- PROBLEM TO WORK ON
Report every line in the listing below where the string "Read" shows up.

──────── DATASET ────────

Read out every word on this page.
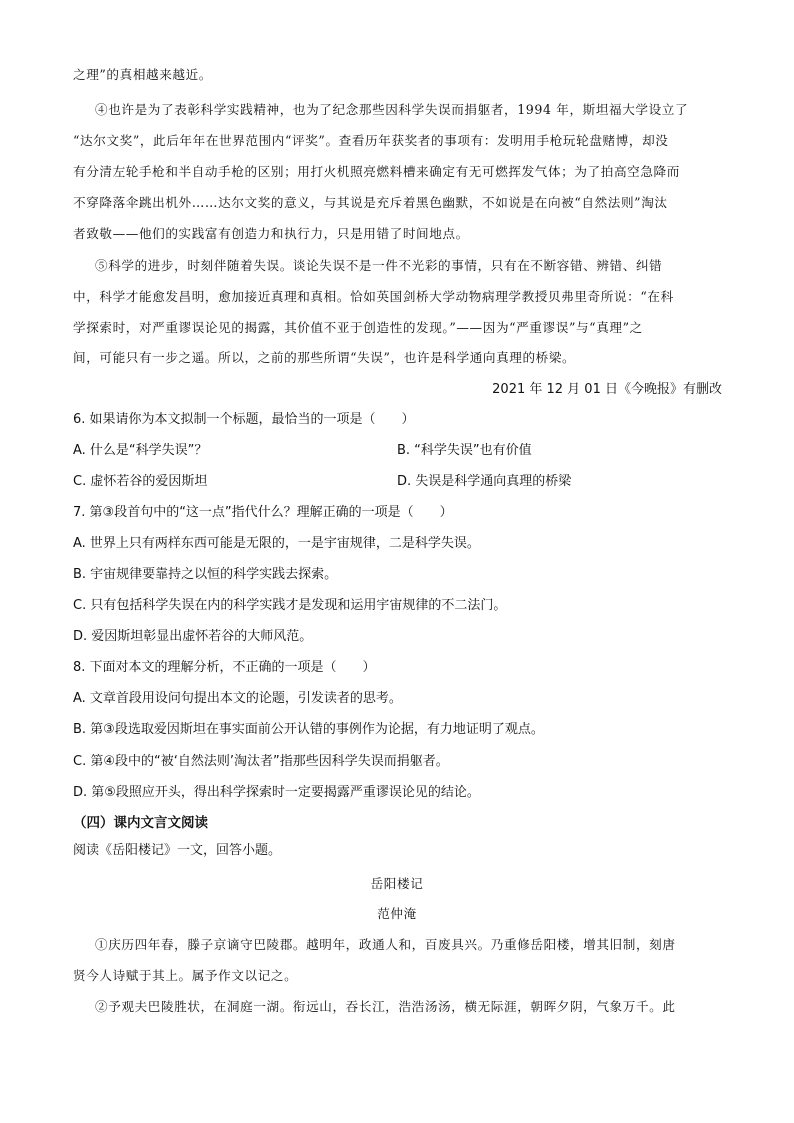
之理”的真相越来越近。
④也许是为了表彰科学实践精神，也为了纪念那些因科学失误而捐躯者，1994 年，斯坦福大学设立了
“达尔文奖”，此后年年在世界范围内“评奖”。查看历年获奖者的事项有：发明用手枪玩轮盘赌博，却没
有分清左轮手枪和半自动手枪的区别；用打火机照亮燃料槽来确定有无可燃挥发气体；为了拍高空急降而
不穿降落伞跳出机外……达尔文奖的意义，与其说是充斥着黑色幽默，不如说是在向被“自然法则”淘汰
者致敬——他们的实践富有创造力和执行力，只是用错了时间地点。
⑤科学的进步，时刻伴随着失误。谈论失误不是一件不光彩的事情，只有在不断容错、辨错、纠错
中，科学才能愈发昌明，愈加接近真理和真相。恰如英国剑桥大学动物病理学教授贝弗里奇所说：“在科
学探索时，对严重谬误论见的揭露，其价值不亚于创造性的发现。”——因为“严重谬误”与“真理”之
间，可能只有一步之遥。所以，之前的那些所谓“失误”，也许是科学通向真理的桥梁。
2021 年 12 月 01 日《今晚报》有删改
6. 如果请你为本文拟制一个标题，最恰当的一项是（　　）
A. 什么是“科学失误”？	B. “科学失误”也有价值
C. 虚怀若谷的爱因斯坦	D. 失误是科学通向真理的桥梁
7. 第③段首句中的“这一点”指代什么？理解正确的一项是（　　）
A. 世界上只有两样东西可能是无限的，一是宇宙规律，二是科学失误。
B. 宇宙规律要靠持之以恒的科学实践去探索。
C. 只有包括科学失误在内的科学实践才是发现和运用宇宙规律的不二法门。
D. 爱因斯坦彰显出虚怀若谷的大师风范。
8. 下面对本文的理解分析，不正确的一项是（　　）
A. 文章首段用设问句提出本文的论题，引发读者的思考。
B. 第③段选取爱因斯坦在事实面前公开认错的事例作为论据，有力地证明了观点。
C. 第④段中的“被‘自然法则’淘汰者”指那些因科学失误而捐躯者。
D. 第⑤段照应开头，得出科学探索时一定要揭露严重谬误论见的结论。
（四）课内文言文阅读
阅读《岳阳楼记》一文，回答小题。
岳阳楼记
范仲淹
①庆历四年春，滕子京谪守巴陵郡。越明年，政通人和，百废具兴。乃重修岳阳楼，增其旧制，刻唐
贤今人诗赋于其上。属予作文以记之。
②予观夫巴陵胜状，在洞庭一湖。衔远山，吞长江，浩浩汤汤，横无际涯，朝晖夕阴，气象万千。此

────────
──────── DATASET ────────

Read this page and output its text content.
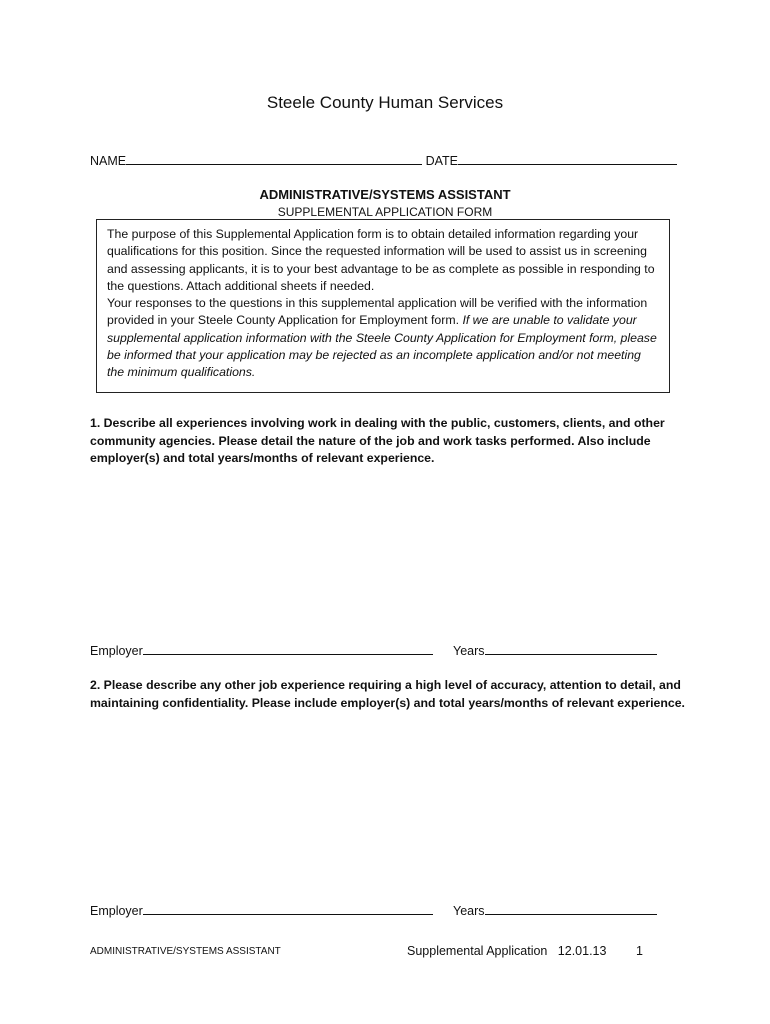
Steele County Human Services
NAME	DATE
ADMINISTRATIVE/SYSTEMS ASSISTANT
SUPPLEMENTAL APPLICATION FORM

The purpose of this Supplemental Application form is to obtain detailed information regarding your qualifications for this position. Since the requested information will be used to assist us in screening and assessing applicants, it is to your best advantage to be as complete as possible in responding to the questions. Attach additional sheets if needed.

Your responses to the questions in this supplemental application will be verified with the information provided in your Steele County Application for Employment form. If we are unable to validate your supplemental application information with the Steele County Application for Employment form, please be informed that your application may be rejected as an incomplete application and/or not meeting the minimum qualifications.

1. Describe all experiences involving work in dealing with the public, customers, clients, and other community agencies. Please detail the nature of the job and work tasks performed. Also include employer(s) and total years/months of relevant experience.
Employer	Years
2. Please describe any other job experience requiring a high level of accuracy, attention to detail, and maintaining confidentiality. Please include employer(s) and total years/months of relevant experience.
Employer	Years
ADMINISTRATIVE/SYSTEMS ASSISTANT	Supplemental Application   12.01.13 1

────────

- EXPECTED ANSWER
Read out every word on this page.
Read this page and output its text content.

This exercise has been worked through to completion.